§ DIRECTIONS: Reproduce each line bearing the word "Кветиапин".

§ DATA IN THIS EXERCISE:
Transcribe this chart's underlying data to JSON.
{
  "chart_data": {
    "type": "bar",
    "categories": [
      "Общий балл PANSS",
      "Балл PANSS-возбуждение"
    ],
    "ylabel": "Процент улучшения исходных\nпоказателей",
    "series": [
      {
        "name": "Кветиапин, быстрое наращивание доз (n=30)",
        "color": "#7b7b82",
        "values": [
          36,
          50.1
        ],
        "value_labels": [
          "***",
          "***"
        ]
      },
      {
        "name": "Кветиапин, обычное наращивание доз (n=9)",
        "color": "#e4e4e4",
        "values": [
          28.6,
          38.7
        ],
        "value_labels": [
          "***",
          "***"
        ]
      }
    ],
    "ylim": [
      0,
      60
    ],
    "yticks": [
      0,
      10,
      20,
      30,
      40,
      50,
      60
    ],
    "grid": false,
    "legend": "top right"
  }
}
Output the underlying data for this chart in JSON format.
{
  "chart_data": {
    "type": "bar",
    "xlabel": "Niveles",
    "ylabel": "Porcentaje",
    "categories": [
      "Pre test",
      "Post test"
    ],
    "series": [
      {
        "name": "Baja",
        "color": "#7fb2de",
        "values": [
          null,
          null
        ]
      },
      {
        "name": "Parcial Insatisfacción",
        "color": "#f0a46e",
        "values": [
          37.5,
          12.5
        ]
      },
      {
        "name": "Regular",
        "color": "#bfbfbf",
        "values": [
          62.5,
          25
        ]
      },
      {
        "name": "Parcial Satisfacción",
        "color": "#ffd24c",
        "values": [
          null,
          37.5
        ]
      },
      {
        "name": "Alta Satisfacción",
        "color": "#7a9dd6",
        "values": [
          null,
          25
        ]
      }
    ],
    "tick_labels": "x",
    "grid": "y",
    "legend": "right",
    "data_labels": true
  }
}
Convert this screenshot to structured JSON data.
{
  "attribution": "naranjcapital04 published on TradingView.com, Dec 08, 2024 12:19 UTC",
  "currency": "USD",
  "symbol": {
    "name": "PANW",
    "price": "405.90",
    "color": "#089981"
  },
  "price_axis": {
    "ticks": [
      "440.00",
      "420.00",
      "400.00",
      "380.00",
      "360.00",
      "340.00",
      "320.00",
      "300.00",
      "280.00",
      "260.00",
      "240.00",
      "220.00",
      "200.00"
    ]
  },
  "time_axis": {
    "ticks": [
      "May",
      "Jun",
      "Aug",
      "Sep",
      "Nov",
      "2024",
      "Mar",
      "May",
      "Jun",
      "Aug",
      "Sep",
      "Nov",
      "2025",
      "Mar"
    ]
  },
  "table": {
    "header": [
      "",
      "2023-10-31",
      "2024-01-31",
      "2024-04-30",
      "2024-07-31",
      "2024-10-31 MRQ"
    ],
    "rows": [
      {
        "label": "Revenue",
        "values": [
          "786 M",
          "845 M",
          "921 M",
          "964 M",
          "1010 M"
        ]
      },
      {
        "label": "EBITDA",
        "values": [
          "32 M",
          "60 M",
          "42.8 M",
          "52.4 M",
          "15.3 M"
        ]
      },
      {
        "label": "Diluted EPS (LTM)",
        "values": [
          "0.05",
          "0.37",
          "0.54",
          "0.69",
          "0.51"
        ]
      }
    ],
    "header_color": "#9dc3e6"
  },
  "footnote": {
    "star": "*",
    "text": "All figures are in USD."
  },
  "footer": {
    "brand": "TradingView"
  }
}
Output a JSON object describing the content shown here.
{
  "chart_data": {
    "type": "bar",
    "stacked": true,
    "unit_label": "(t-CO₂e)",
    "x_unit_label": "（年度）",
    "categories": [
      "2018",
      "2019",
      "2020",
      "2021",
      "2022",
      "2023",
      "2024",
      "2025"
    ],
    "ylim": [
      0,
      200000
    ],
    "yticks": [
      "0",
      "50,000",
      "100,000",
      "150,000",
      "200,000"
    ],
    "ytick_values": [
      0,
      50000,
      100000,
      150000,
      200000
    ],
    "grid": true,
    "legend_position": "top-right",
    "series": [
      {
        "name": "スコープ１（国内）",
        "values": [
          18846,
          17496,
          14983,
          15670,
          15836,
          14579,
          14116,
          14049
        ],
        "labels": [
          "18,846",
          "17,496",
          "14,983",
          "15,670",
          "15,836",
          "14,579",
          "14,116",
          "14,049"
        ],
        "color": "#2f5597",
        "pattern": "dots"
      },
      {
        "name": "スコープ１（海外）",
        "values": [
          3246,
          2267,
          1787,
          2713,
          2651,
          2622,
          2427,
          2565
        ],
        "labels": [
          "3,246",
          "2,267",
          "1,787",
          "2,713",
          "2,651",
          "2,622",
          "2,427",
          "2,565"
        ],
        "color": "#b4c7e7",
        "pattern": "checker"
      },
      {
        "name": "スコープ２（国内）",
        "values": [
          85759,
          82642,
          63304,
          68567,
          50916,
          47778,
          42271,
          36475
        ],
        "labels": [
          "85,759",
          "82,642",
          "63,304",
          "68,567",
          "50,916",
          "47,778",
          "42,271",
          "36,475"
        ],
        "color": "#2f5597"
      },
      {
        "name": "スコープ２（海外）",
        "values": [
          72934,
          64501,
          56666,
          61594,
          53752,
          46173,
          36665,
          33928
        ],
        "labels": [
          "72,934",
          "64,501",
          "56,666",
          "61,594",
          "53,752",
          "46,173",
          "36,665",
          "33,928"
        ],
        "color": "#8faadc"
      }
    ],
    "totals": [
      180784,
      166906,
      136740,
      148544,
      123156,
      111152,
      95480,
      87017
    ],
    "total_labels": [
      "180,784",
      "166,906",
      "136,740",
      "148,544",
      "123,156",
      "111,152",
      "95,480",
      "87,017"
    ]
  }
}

§ EXERCISE ANSWER:
        "name": "Кветиапин, быстрое наращивание доз (n=30)",
        "name": "Кветиапин, обычное наращивание доз (n=9)",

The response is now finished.